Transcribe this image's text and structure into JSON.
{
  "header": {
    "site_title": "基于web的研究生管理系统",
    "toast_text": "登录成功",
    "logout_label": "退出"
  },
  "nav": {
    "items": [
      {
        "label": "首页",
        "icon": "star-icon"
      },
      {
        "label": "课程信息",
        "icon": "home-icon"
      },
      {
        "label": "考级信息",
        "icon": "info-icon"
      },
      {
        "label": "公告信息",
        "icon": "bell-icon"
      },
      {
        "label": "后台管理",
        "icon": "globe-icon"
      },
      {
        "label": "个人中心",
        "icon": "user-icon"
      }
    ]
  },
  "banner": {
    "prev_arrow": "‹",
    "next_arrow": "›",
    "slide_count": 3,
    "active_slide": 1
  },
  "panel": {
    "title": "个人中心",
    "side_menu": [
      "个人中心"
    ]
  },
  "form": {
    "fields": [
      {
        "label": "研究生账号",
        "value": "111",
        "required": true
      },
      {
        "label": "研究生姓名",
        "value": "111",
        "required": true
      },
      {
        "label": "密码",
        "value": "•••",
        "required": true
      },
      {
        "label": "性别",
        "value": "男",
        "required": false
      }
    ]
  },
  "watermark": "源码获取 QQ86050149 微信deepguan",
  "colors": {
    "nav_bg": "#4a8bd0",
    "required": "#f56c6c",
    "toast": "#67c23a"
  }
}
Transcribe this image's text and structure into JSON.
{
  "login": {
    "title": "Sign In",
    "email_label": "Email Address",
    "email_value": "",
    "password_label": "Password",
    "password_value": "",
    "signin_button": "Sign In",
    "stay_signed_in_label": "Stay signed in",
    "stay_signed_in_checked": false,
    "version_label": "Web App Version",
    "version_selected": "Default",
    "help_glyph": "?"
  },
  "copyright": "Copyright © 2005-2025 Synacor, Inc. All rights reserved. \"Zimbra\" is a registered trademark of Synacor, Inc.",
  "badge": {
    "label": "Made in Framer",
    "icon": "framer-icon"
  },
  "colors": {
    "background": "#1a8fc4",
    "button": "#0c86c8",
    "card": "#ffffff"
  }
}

Exercise: Write out each line of the data above again, exactly as given.

Response below:
Transcribe this image's text and structure into JSON.
{
  "header": {
    "site_title": "基于web的研究生管理系统",
    "toast_text": "登录成功",
    "logout_label": "退出"
  },
  "nav": {
    "items": [
      {
        "label": "首页",
        "icon": "star-icon"
      },
      {
        "label": "课程信息",
        "icon": "home-icon"
      },
      {
        "label": "考级信息",
        "icon": "info-icon"
      },
      {
        "label": "公告信息",
        "icon": "bell-icon"
      },
      {
        "label": "后台管理",
        "icon": "globe-icon"
      },
      {
        "label": "个人中心",
        "icon": "user-icon"
      }
    ]
  },
  "banner": {
    "prev_arrow": "‹",
    "next_arrow": "›",
    "slide_count": 3,
    "active_slide": 1
  },
  "panel": {
    "title": "个人中心",
    "side_menu": [
      "个人中心"
    ]
  },
  "form": {
    "fields": [
      {
        "label": "研究生账号",
        "value": "111",
        "required": true
      },
      {
        "label": "研究生姓名",
        "value": "111",
        "required": true
      },
      {
        "label": "密码",
        "value": "•••",
        "required": true
      },
      {
        "label": "性别",
        "value": "男",
        "required": false
      }
    ]
  },
  "watermark": "源码获取 QQ86050149 微信deepguan",
  "colors": {
    "nav_bg": "#4a8bd0",
    "required": "#f56c6c",
    "toast": "#67c23a"
  }
}
Transcribe this image's text and structure into JSON.
{
  "login": {
    "title": "Sign In",
    "email_label": "Email Address",
    "email_value": "",
    "password_label": "Password",
    "password_value": "",
    "signin_button": "Sign In",
    "stay_signed_in_label": "Stay signed in",
    "stay_signed_in_checked": false,
    "version_label": "Web App Version",
    "version_selected": "Default",
    "help_glyph": "?"
  },
  "copyright": "Copyright © 2005-2025 Synacor, Inc. All rights reserved. \"Zimbra\" is a registered trademark of Synacor, Inc.",
  "badge": {
    "label": "Made in Framer",
    "icon": "framer-icon"
  },
  "colors": {
    "background": "#1a8fc4",
    "button": "#0c86c8",
    "card": "#ffffff"
  }
}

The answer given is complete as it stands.